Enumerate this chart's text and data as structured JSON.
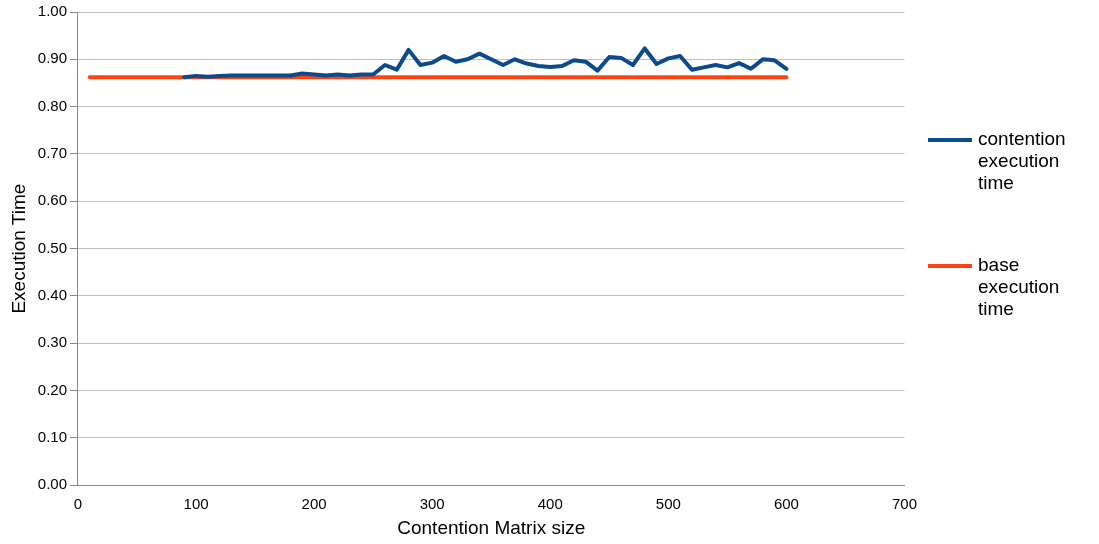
{
  "chart_data": {
    "type": "line",
    "xlabel": "Contention Matrix size",
    "ylabel": "Execution Time",
    "x": [
      10,
      20,
      30,
      40,
      50,
      60,
      70,
      80,
      90,
      100,
      110,
      120,
      130,
      140,
      150,
      160,
      170,
      180,
      190,
      200,
      210,
      220,
      230,
      240,
      250,
      260,
      270,
      280,
      290,
      300,
      310,
      320,
      330,
      340,
      350,
      360,
      370,
      380,
      390,
      400,
      410,
      420,
      430,
      440,
      450,
      460,
      470,
      480,
      490,
      500,
      510,
      520,
      530,
      540,
      550,
      560,
      570,
      580,
      590,
      600
    ],
    "series": [
      {
        "name": "contention execution time",
        "color": "#0b4a8b",
        "values": [
          null,
          null,
          null,
          null,
          null,
          null,
          null,
          null,
          0.862,
          0.865,
          0.863,
          0.865,
          0.866,
          0.866,
          0.866,
          0.866,
          0.866,
          0.866,
          0.87,
          0.868,
          0.866,
          0.868,
          0.866,
          0.868,
          0.868,
          0.888,
          0.878,
          0.92,
          0.888,
          0.893,
          0.907,
          0.895,
          0.9,
          0.912,
          0.9,
          0.888,
          0.9,
          0.891,
          0.886,
          0.884,
          0.886,
          0.898,
          0.895,
          0.876,
          0.905,
          0.903,
          0.888,
          0.923,
          0.89,
          0.902,
          0.907,
          0.878,
          0.883,
          0.888,
          0.883,
          0.892,
          0.88,
          0.9,
          0.898,
          0.88
        ]
      },
      {
        "name": "base execution time",
        "color": "#ff4412",
        "values": [
          0.862,
          0.862,
          0.862,
          0.862,
          0.862,
          0.862,
          0.862,
          0.862,
          0.862,
          0.862,
          0.862,
          0.862,
          0.862,
          0.862,
          0.862,
          0.862,
          0.862,
          0.862,
          0.862,
          0.862,
          0.862,
          0.862,
          0.862,
          0.862,
          0.862,
          0.862,
          0.862,
          0.862,
          0.862,
          0.862,
          0.862,
          0.862,
          0.862,
          0.862,
          0.862,
          0.862,
          0.862,
          0.862,
          0.862,
          0.862,
          0.862,
          0.862,
          0.862,
          0.862,
          0.862,
          0.862,
          0.862,
          0.862,
          0.862,
          0.862,
          0.862,
          0.862,
          0.862,
          0.862,
          0.862,
          0.862,
          0.862,
          0.862,
          0.862,
          0.862
        ]
      }
    ],
    "xlim": [
      0,
      700
    ],
    "xticks": [
      0,
      100,
      200,
      300,
      400,
      500,
      600,
      700
    ],
    "ylim": [
      0,
      1
    ],
    "yticks": [
      {
        "value": 0,
        "label": "0.00"
      },
      {
        "value": 0.1,
        "label": "0.10"
      },
      {
        "value": 0.2,
        "label": "0.20"
      },
      {
        "value": 0.3,
        "label": "0.30"
      },
      {
        "value": 0.4,
        "label": "0.40"
      },
      {
        "value": 0.5,
        "label": "0.50"
      },
      {
        "value": 0.6,
        "label": "0.60"
      },
      {
        "value": 0.7,
        "label": "0.70"
      },
      {
        "value": 0.8,
        "label": "0.80"
      },
      {
        "value": 0.9,
        "label": "0.90"
      },
      {
        "value": 1,
        "label": "1.00"
      }
    ],
    "grid": "y",
    "legend": "right",
    "marker": "none",
    "line_style": "solid"
  }
}
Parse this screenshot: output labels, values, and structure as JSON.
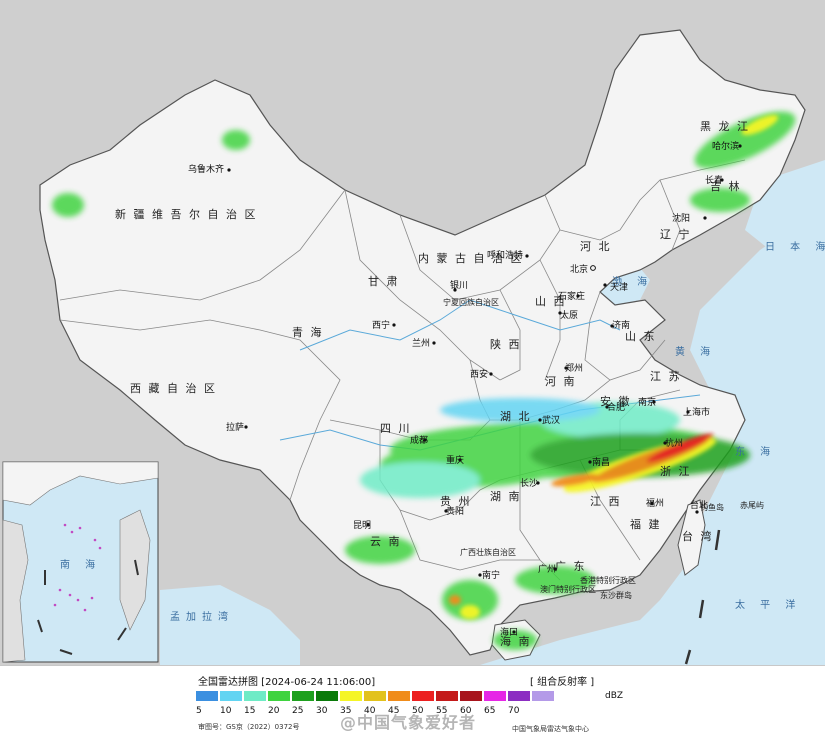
{
  "map": {
    "regions": {
      "xinjiang": "新 疆 维 吾 尔 自 治 区",
      "tibet": "西 藏 自 治 区",
      "qinghai": "青 海",
      "gansu": "甘 肃",
      "neimenggu": "内 蒙 古 自 治 区",
      "ningxia": "宁夏回族自治区",
      "shaanxi": "陕 西",
      "shanxi": "山 西",
      "hebei": "河 北",
      "shandong": "山 东",
      "henan": "河 南",
      "jiangsu": "江 苏",
      "sichuan": "四 川",
      "chongqing": "重庆",
      "hubei": "湖 北",
      "anhui": "安 徽",
      "hunan": "湖 南",
      "jiangxi": "江 西",
      "zhejiang": "浙 江",
      "fujian": "福 建",
      "guizhou": "贵 州",
      "yunnan": "云 南",
      "guangxi": "广西壮族自治区",
      "guangdong": "广 东",
      "hainan": "海 南",
      "taiwan": "台 湾",
      "heilongjiang": "黑 龙 江",
      "jilin": "吉 林",
      "liaoning": "辽 宁",
      "hongkong": "香港特别行政区",
      "macau": "澳门特别行政区"
    },
    "cities": {
      "urumqi": "乌鲁木齐",
      "lhasa": "拉萨",
      "xining": "西宁",
      "lanzhou": "兰州",
      "yinchuan": "银川",
      "hohhot": "呼和浩特",
      "beijing": "北京",
      "tianjin": "天津",
      "shijiazhuang": "石家庄",
      "taiyuan": "太原",
      "jinan": "济南",
      "zhengzhou": "郑州",
      "xian": "西安",
      "chengdu": "成都",
      "chongqing": "重庆",
      "wuhan": "武汉",
      "hefei": "合肥",
      "nanjing": "南京",
      "shanghai": "上海市",
      "hangzhou": "杭州",
      "changsha": "长沙",
      "nanchang": "南昌",
      "fuzhou": "福州",
      "guiyang": "贵阳",
      "kunming": "昆明",
      "nanning": "南宁",
      "guangzhou": "广州",
      "haikou": "海口",
      "taibei": "台北",
      "shenyang": "沈阳",
      "changchun": "长春",
      "harbin": "哈尔滨"
    },
    "seas": {
      "bohai": "渤 海",
      "yellow": "黄 海",
      "east": "东 海",
      "south": "南 海",
      "pacific": "太 平 洋",
      "japan": "日 本 海",
      "bengal": "孟加拉湾"
    },
    "islands": {
      "diaoyu": "钓鱼岛",
      "chiwei": "赤尾屿",
      "dongsha": "东沙群岛"
    }
  },
  "legend": {
    "title": "全国雷达拼图 [2024-06-24 11:06:00]",
    "product": "[ 组合反射率 ]",
    "unit": "dBZ",
    "ticks": [
      "5",
      "10",
      "15",
      "20",
      "25",
      "30",
      "35",
      "40",
      "45",
      "50",
      "55",
      "60",
      "65",
      "70"
    ],
    "colors": [
      "#3b8fe0",
      "#62d4f2",
      "#6eebc6",
      "#3fd33f",
      "#1ea01e",
      "#0a7a0a",
      "#f5f526",
      "#e2c21c",
      "#f08c1a",
      "#ec2020",
      "#c41a1a",
      "#a8141c",
      "#e626e6",
      "#8c2ec2",
      "#b49ae8"
    ],
    "approval": "审图号：GS京（2022）0372号",
    "agency": "中国气象局雷达气象中心",
    "watermark": "@中国气象爱好者"
  }
}
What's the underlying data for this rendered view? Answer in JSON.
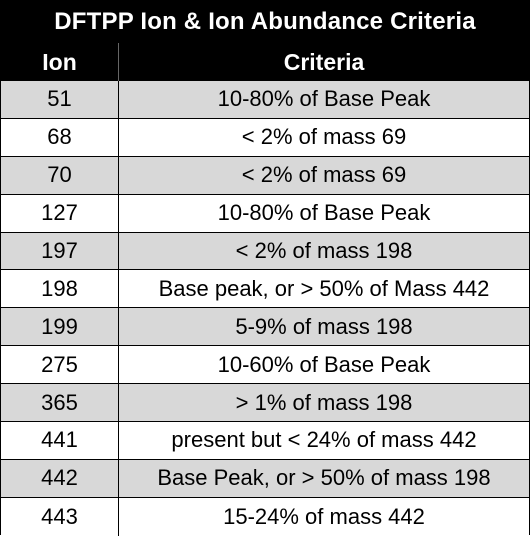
{
  "table": {
    "title": "DFTPP Ion & Ion Abundance Criteria",
    "headers": {
      "ion": "Ion",
      "criteria": "Criteria"
    },
    "rows": [
      {
        "ion": "51",
        "criteria": "10-80% of Base Peak",
        "shaded": true
      },
      {
        "ion": "68",
        "criteria": "< 2% of mass 69",
        "shaded": false
      },
      {
        "ion": "70",
        "criteria": "< 2% of mass 69",
        "shaded": true
      },
      {
        "ion": "127",
        "criteria": "10-80% of Base Peak",
        "shaded": false
      },
      {
        "ion": "197",
        "criteria": "< 2% of mass 198",
        "shaded": true
      },
      {
        "ion": "198",
        "criteria": "Base peak, or > 50% of Mass 442",
        "shaded": false
      },
      {
        "ion": "199",
        "criteria": "5-9% of mass 198",
        "shaded": true
      },
      {
        "ion": "275",
        "criteria": "10-60% of Base Peak",
        "shaded": false
      },
      {
        "ion": "365",
        "criteria": "> 1% of mass 198",
        "shaded": true
      },
      {
        "ion": "441",
        "criteria": "present but < 24% of mass 442",
        "shaded": false
      },
      {
        "ion": "442",
        "criteria": "Base Peak, or > 50% of mass 198",
        "shaded": true
      },
      {
        "ion": "443",
        "criteria": "15-24% of mass 442",
        "shaded": false
      }
    ]
  },
  "colors": {
    "header_bg": "#000000",
    "header_text": "#ffffff",
    "shaded_row": "#d8d8d8",
    "plain_row": "#ffffff"
  }
}
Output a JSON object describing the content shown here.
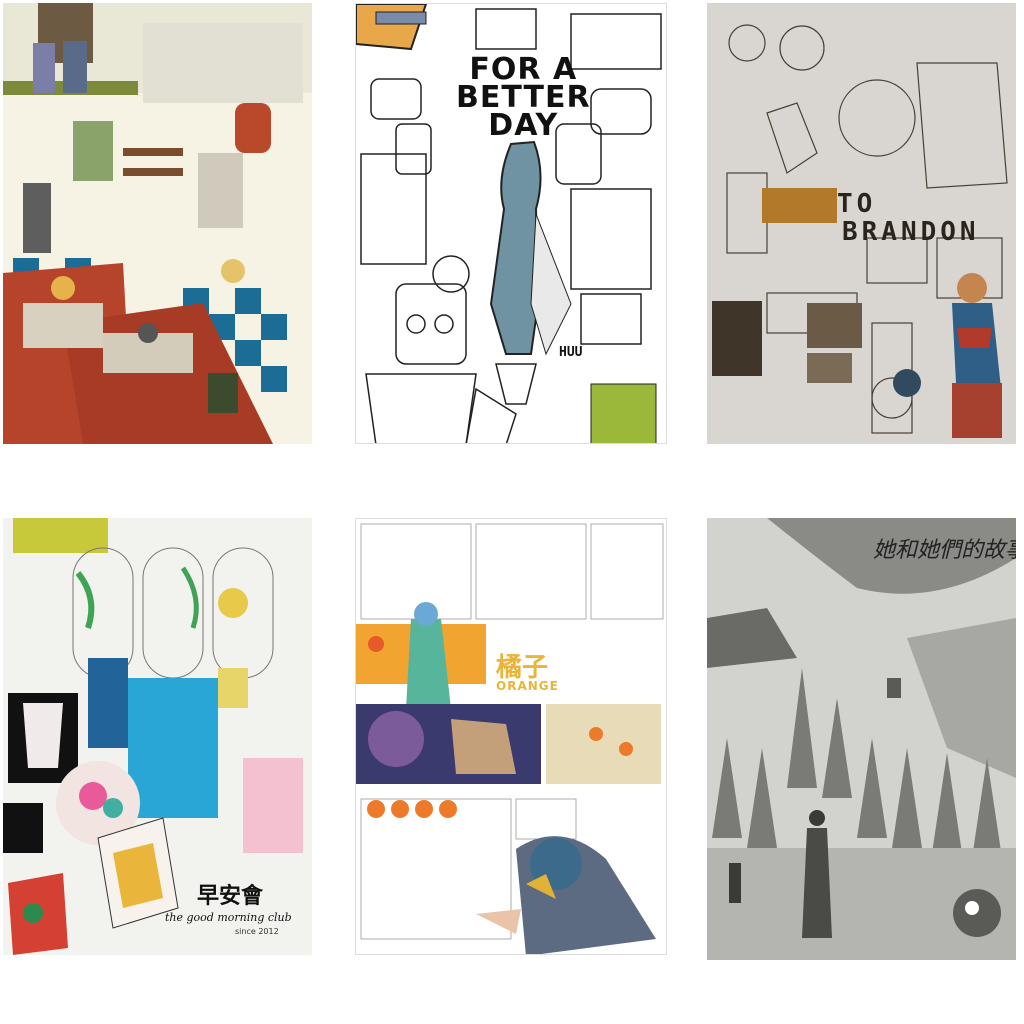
{
  "posters": [
    {
      "name": "cafe-illustration",
      "title": ""
    },
    {
      "name": "for-a-better-day",
      "title": "FOR A BETTER DAY",
      "title_lines": [
        "FOR A",
        "BETTER",
        "DAY"
      ],
      "signature": "HUU"
    },
    {
      "name": "to-brandon",
      "title": "TO BRANDON",
      "title_lines": [
        "TO",
        "BRANDON"
      ]
    },
    {
      "name": "good-morning-club",
      "title_cn": "早安會",
      "title_en": "the good morning club",
      "year": "since 2012"
    },
    {
      "name": "orange",
      "title_cn": "橘子",
      "title_en": "ORANGE"
    },
    {
      "name": "her-story",
      "title_cn": "她和她們的故事"
    }
  ]
}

+--

Written problem:
Which lines hold the word "club"? Copy each of them from the records.

Full solution:
      "name": "good-morning-club",
      "title_en": "the good morning club",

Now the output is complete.